━━ Records for this exercise ━━

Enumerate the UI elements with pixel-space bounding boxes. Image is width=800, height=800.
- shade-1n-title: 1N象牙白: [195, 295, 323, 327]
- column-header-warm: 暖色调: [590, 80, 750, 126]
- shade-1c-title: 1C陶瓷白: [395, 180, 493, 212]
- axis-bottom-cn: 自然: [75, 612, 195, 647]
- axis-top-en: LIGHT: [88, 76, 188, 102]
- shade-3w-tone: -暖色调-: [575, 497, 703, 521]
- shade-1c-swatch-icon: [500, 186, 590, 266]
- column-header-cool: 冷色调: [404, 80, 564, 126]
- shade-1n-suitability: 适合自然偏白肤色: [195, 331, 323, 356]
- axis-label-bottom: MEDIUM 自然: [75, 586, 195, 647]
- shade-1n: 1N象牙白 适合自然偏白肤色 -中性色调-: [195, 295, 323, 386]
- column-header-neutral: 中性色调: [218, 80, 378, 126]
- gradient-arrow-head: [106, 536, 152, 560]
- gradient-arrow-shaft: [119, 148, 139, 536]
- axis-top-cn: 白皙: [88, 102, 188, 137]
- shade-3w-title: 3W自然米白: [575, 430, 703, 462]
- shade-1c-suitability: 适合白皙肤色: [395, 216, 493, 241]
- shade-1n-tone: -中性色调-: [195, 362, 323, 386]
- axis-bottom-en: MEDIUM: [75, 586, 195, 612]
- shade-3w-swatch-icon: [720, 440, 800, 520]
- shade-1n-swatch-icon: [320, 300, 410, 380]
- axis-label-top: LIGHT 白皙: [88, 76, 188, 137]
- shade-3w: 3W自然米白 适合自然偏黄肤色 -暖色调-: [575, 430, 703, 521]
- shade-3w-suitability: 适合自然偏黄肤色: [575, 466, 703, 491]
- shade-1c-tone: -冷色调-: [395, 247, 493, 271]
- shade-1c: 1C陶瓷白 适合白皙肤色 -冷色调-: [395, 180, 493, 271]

━━━

* [Set exercise]: Rewrite every line of the data above as a JSON list of strings, with one string per line and no blank lines.

* [Answer to the exercise]:
[
  "Enumerate the UI elements with pixel-space bounding boxes. Image is width=800, height=800.",
  "- shade-1n-title: 1N象牙白: [195, 295, 323, 327]",
  "- column-header-warm: 暖色调: [590, 80, 750, 126]",
  "- shade-1c-title: 1C陶瓷白: [395, 180, 493, 212]",
  "- axis-bottom-cn: 自然: [75, 612, 195, 647]",
  "- axis-top-en: LIGHT: [88, 76, 188, 102]",
  "- shade-3w-tone: -暖色调-: [575, 497, 703, 521]",
  "- shade-1c-swatch-icon: [500, 186, 590, 266]",
  "- column-header-cool: 冷色调: [404, 80, 564, 126]",
  "- shade-1n-suitability: 适合自然偏白肤色: [195, 331, 323, 356]",
  "- axis-label-bottom: MEDIUM 自然: [75, 586, 195, 647]",
  "- shade-1n: 1N象牙白 适合自然偏白肤色 -中性色调-: [195, 295, 323, 386]",
  "- column-header-neutral: 中性色调: [218, 80, 378, 126]",
  "- gradient-arrow-head: [106, 536, 152, 560]",
  "- gradient-arrow-shaft: [119, 148, 139, 536]",
  "- axis-top-cn: 白皙: [88, 102, 188, 137]",
  "- shade-3w-title: 3W自然米白: [575, 430, 703, 462]",
  "- shade-1c-suitability: 适合白皙肤色: [395, 216, 493, 241]",
  "- shade-1n-tone: -中性色调-: [195, 362, 323, 386]",
  "- axis-bottom-en: MEDIUM: [75, 586, 195, 612]",
  "- shade-3w-swatch-icon: [720, 440, 800, 520]",
  "- shade-1n-swatch-icon: [320, 300, 410, 380]",
  "- axis-label-top: LIGHT 白皙: [88, 76, 188, 137]",
  "- shade-3w: 3W自然米白 适合自然偏黄肤色 -暖色调-: [575, 430, 703, 521]",
  "- shade-3w-suitability: 适合自然偏黄肤色: [575, 466, 703, 491]",
  "- shade-1c-tone: -冷色调-: [395, 247, 493, 271]",
  "- shade-1c: 1C陶瓷白 适合白皙肤色 -冷色调-: [395, 180, 493, 271]"
]